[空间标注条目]
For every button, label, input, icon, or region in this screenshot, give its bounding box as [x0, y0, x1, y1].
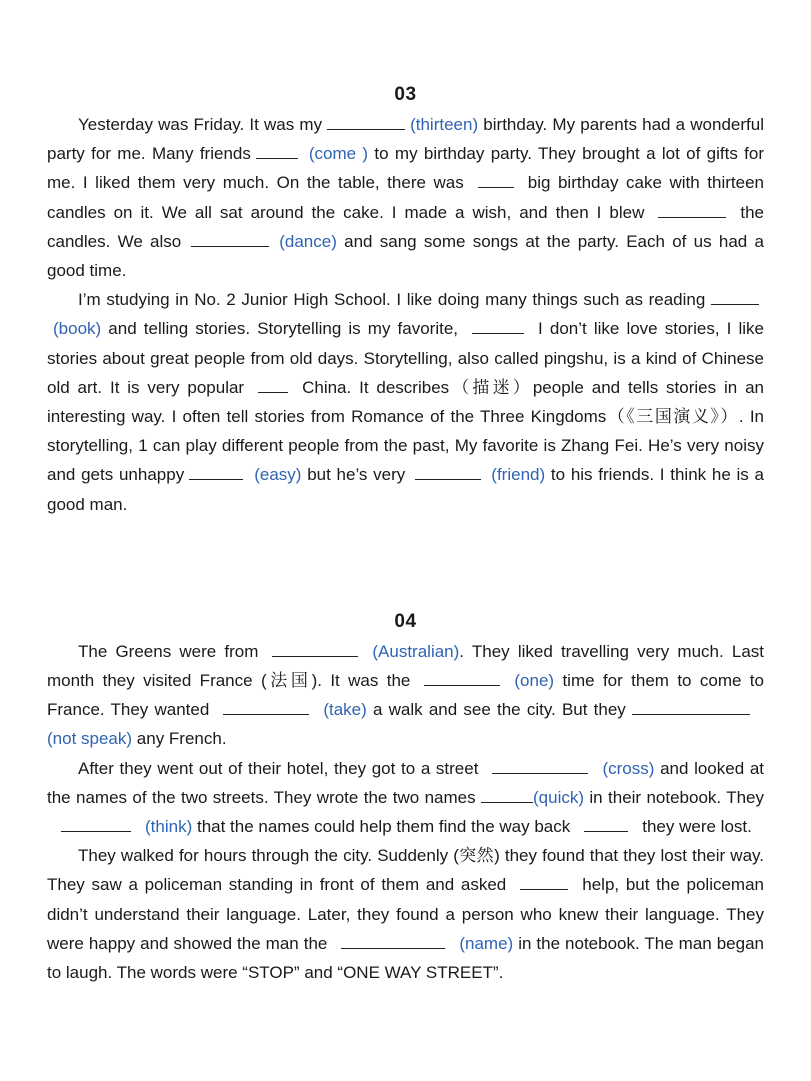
passage-text: and sang some songs at the party. Each of us had a good time.	[47, 231, 764, 281]
passage-text: Yesterday was Friday. It was my	[78, 115, 323, 134]
word-hint: (think)	[145, 817, 193, 837]
word-hint: (one)	[514, 671, 555, 691]
answer-blank[interactable]	[327, 114, 405, 130]
answer-blank[interactable]	[711, 289, 759, 305]
section-04-paragraph-1	[47, 637, 764, 754]
passage-text: The Greens were from	[78, 641, 259, 661]
passage-text: China. It describes（描迷）people and tells stories in an interesting way. I often tell stories from Romance of the Three Kingdoms（《三国演义》）. In storytelling, 1 can play different people from the past, My favorite is Zhang Fei. He’s very noisy and gets unhappy	[47, 377, 764, 485]
passage-text: a walk and see the city. But they	[373, 700, 626, 720]
answer-blank[interactable]	[272, 641, 358, 657]
answer-blank[interactable]	[478, 172, 514, 188]
passage-text: but he’s very	[307, 465, 406, 485]
passage-text: time for them to come to France. They wanted	[47, 671, 764, 720]
word-hint: (book)	[53, 319, 102, 339]
answer-blank[interactable]	[584, 816, 628, 832]
word-hint: (come )	[308, 144, 369, 164]
passage-text: . They liked travelling very much. Last month they visited France (法国). It was the	[47, 641, 764, 691]
answer-blank[interactable]	[61, 816, 131, 832]
section-03-number: 03	[394, 84, 417, 105]
passage-text: any French.	[136, 729, 227, 749]
section-04-paragraph-2	[47, 754, 764, 842]
word-hint: (quick)	[533, 787, 585, 807]
passage-text: to his friends. I think he is a good man.	[47, 465, 764, 514]
passage-text: birthday. My parents had a wonderful party for me. Many friends	[47, 115, 764, 164]
section-03-paragraph-1	[47, 110, 764, 285]
section-03	[47, 110, 764, 519]
passage-text: and telling stories. Storytelling is my favorite,	[108, 319, 459, 339]
passage-text: in the notebook. The man began to laugh. The words were “STOP” and “ONE WAY STREET”.	[47, 933, 764, 983]
section-03-paragraph-2	[47, 285, 764, 519]
word-hint: (dance)	[279, 231, 337, 251]
passage-text: the candles. We also	[47, 202, 764, 251]
passage-text: that the names could help them find the way back	[196, 817, 571, 837]
passage-text: and looked at the names of the two streets. They wrote the two names	[47, 758, 764, 807]
word-hint: (friend)	[491, 465, 546, 485]
answer-blank[interactable]	[492, 758, 588, 774]
answer-blank[interactable]	[658, 202, 726, 218]
passage-text: they were lost.	[642, 817, 752, 837]
passage-text: I don’t like love stories, I like stories about great people from old days. Storytelling, also called pingshu, is a kind of Chinese old art. It is very popular	[47, 319, 764, 397]
section-04	[47, 637, 764, 987]
answer-blank[interactable]	[191, 231, 269, 247]
passage-text: in their notebook. They	[589, 787, 765, 807]
answer-blank[interactable]	[520, 874, 568, 890]
word-hint: (take)	[323, 700, 367, 720]
section-04-paragraph-3	[47, 841, 764, 987]
passage-text: to my birthday party. They brought a lot of gifts for me. I liked them very much. On the table, there was	[47, 144, 764, 193]
passage-text: After they went out of their hotel, they got to a street	[78, 758, 479, 778]
answer-blank[interactable]	[632, 699, 750, 715]
answer-blank[interactable]	[223, 699, 309, 715]
worksheet-page	[47, 0, 764, 987]
section-04-number: 04	[394, 610, 417, 632]
answer-blank[interactable]	[424, 670, 500, 686]
word-hint: (easy)	[254, 465, 302, 485]
passage-text: big birthday cake with thirteen candles on it. We all sat around the cake. I made a wish, and then I blew	[47, 173, 764, 222]
answer-blank[interactable]	[258, 377, 288, 393]
word-hint: (not speak)	[47, 729, 133, 749]
passage-text: help, but the policeman didn’t understand their language. Later, they found a person who knew their language. They were happy and showed the man the	[47, 875, 765, 953]
passage-text: They walked for hours through the city. Suddenly (突然) they found that they lost their way. They saw a policeman standing in front of them and asked	[47, 846, 764, 895]
word-hint: (cross)	[602, 758, 655, 778]
word-hint: (Australian)	[372, 641, 460, 661]
word-hint: (thirteen)	[410, 115, 479, 134]
answer-blank[interactable]	[256, 143, 298, 159]
answer-blank[interactable]	[415, 464, 481, 480]
answer-blank[interactable]	[341, 933, 445, 949]
passage-text: I’m studying in No. 2 Junior High School. I like doing many things such as reading	[78, 290, 706, 310]
word-hint: (name)	[459, 933, 514, 953]
answer-blank[interactable]	[481, 787, 533, 803]
answer-blank[interactable]	[189, 464, 243, 480]
answer-blank[interactable]	[472, 318, 524, 334]
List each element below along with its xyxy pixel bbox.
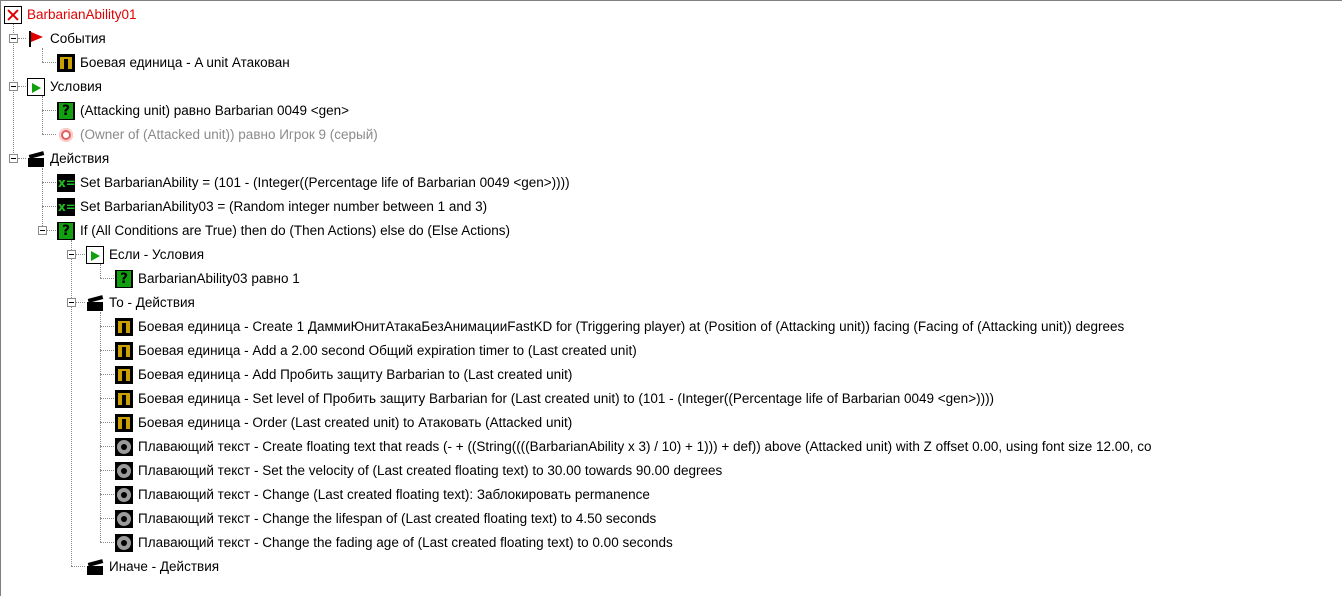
action-label: Боевая единица - Set level of Пробить защиту Barbarian for (Last created unit) to (101 - (Integer((Percentage life of Barbarian 0049 <gen>)))) bbox=[138, 391, 995, 406]
tree-connector bbox=[100, 518, 114, 519]
unit-icon bbox=[115, 342, 133, 360]
else-actions-label: Иначе - Действия bbox=[109, 559, 220, 574]
conditions-label: Условия bbox=[50, 79, 102, 94]
action-label: Плавающий текст - Change the fading age of (Last created floating text) to 0.00 seconds bbox=[138, 535, 673, 550]
tree-connector bbox=[76, 254, 85, 255]
clapperboard-icon bbox=[86, 558, 104, 576]
set-variable-icon bbox=[57, 174, 75, 192]
tree-connector bbox=[100, 278, 114, 279]
tree-node-then-action[interactable] bbox=[115, 363, 572, 387]
tree-node-then-action[interactable] bbox=[115, 483, 650, 507]
action-label: Set BarbarianAbility = (101 - (Integer((Percentage life of Barbarian 0049 <gen>)))) bbox=[80, 175, 570, 190]
action-label: Боевая единица - Add Пробить защиту Barbarian to (Last created unit) bbox=[138, 367, 573, 382]
tree-connector bbox=[42, 110, 56, 111]
tree-node-condition-disabled[interactable] bbox=[57, 123, 378, 147]
trigger-icon bbox=[4, 6, 22, 24]
tree-node-then-actions[interactable] bbox=[86, 291, 195, 315]
tree-connector bbox=[42, 182, 56, 183]
tree-node-if-conditions[interactable] bbox=[86, 243, 204, 267]
tree-node-condition[interactable] bbox=[57, 99, 349, 123]
collapse-actions-button[interactable] bbox=[9, 154, 18, 163]
unit-icon bbox=[115, 390, 133, 408]
tree-connector bbox=[100, 374, 114, 375]
action-label: Боевая единица - Add a 2.00 second Общий expiration timer to (Last created unit) bbox=[138, 343, 637, 358]
tree-node-conditions[interactable] bbox=[27, 75, 102, 99]
unit-icon bbox=[115, 366, 133, 384]
tree-connector bbox=[42, 62, 56, 63]
action-label: Боевая единица - Create 1 ДаммиЮнитАтакаБезАнимацииFastKD for (Triggering player) at (Position of (Attacking unit)) facing (Facing of (Attacking unit)) degrees bbox=[138, 319, 1125, 334]
tree-node-else-actions[interactable] bbox=[86, 555, 219, 579]
action-label: Плавающий текст - Set the velocity of (Last created floating text) to 30.00 towards 90.00 degrees bbox=[138, 463, 723, 478]
unit-icon bbox=[115, 414, 133, 432]
action-label: Плавающий текст - Change (Last created floating text): Заблокировать permanence bbox=[138, 487, 650, 502]
tree-connector bbox=[42, 96, 43, 134]
tree-connector bbox=[18, 86, 26, 87]
clapperboard-icon bbox=[86, 294, 104, 312]
gear-icon bbox=[115, 438, 133, 456]
unit-icon bbox=[115, 318, 133, 336]
tree-node-action[interactable] bbox=[57, 171, 570, 195]
then-actions-label: То - Действия bbox=[109, 295, 195, 310]
tree-node-then-action[interactable] bbox=[115, 507, 656, 531]
tree-node-then-action[interactable] bbox=[115, 411, 572, 435]
if-conditions-label: Если - Условия bbox=[109, 247, 205, 262]
tree-connector bbox=[71, 566, 85, 567]
event-label: Боевая единица - A unit Атакован bbox=[80, 55, 290, 70]
tree-connector bbox=[76, 302, 85, 303]
gear-icon bbox=[115, 462, 133, 480]
action-label: Плавающий текст - Change the lifespan of (Last created floating text) to 4.50 seconds bbox=[138, 511, 657, 526]
disabled-gear-icon bbox=[57, 126, 75, 144]
collapse-events-button[interactable] bbox=[9, 34, 18, 43]
tree-connector bbox=[100, 312, 101, 542]
clapperboard-icon bbox=[27, 150, 45, 168]
tree-connector bbox=[100, 350, 114, 351]
tree-node-actions[interactable] bbox=[27, 147, 109, 171]
gear-icon bbox=[115, 486, 133, 504]
tree-connector bbox=[100, 398, 114, 399]
tree-node-action[interactable] bbox=[57, 195, 487, 219]
actions-label: Действия bbox=[50, 151, 110, 166]
collapse-if-conditions-button[interactable] bbox=[67, 250, 76, 259]
unit-icon bbox=[57, 54, 75, 72]
tree-connector bbox=[18, 158, 26, 159]
collapse-then-actions-button[interactable] bbox=[67, 298, 76, 307]
tree-connector bbox=[42, 206, 56, 207]
tree-node-if-condition[interactable] bbox=[115, 267, 300, 291]
events-label: События bbox=[50, 31, 106, 46]
tree-node-then-action[interactable] bbox=[115, 459, 722, 483]
collapse-conditions-button[interactable] bbox=[9, 82, 18, 91]
gear-icon bbox=[115, 534, 133, 552]
question-icon bbox=[57, 222, 75, 240]
tree-node-then-action[interactable] bbox=[115, 531, 673, 555]
tree-connector bbox=[47, 230, 56, 231]
tree-connector bbox=[100, 542, 114, 543]
tree-connector bbox=[71, 240, 72, 566]
action-label: If (All Conditions are True) then do (Then Actions) else do (Else Actions) bbox=[80, 223, 510, 238]
tree-node-trigger[interactable] bbox=[4, 3, 137, 27]
action-label: Set BarbarianAbility03 = (Random integer number between 1 and 3) bbox=[80, 199, 488, 214]
set-variable-icon bbox=[57, 198, 75, 216]
tree-connector bbox=[100, 326, 114, 327]
tree-connector bbox=[18, 38, 26, 39]
trigger-name: BarbarianAbility01 bbox=[27, 7, 137, 22]
tree-connector bbox=[100, 422, 114, 423]
tree-connector bbox=[42, 134, 56, 135]
tree-node-then-action[interactable] bbox=[115, 339, 637, 363]
condition-label: (Attacking unit) равно Barbarian 0049 <gen> bbox=[80, 103, 350, 118]
tree-connector bbox=[100, 494, 114, 495]
condition-label: (Owner of (Attacked unit)) равно Игрок 9 (серый) bbox=[80, 127, 378, 142]
tree-node-events[interactable] bbox=[27, 27, 106, 51]
flag-icon bbox=[27, 30, 45, 48]
condition-label: BarbarianAbility03 равно 1 bbox=[138, 271, 300, 286]
question-icon bbox=[115, 270, 133, 288]
tree-node-then-action[interactable] bbox=[115, 315, 1124, 339]
tree-node-if-action[interactable] bbox=[57, 219, 510, 243]
tree-connector bbox=[42, 168, 43, 230]
action-label: Боевая единица - Order (Last created unit) to Атаковать (Attacked unit) bbox=[138, 415, 573, 430]
tree-node-event[interactable] bbox=[57, 51, 290, 75]
collapse-if-button[interactable] bbox=[38, 226, 47, 235]
tree-connector bbox=[100, 470, 114, 471]
gear-icon bbox=[115, 510, 133, 528]
tree-connector bbox=[100, 446, 114, 447]
action-label: Плавающий текст - Create floating text that reads (- + ((String((((BarbarianAbility x 3) / 10) + 1))) + def)) above (Attacked unit) with Z offset 0.00, using font size 12.00, co bbox=[138, 439, 1152, 454]
question-icon bbox=[57, 102, 75, 120]
tree-node-then-action[interactable] bbox=[115, 435, 1152, 459]
condition-arrow-icon bbox=[86, 246, 104, 264]
tree-node-then-action[interactable] bbox=[115, 387, 994, 411]
condition-arrow-icon bbox=[27, 78, 45, 96]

• 任务说明:
从含有“passage-text: and sang”的那一行开始，一直到含有“passage-text: The Greens”的那一行为止，首尾两行都算在内，把这些行写成 JSON 字符串列表，每行一个字符串，略去空行。

• 完整回答:
[
  "passage-text: and sang some songs at the party. Each of us had a good time.\t[47, 231, 764, 281]",
  "passage-text: Yesterday was Friday. It was my\t[78, 115, 323, 134]",
  "word-hint: (think)\t[145, 817, 193, 837]",
  "word-hint: (one)\t[514, 671, 555, 691]",
  "answer-blank[interactable]\t[327, 114, 405, 130]",
  "answer-blank[interactable]\t[711, 289, 759, 305]",
  "section-04-paragraph-1\t[47, 637, 764, 754]",
  "passage-text: The Greens were from\t[78, 641, 259, 661]"
]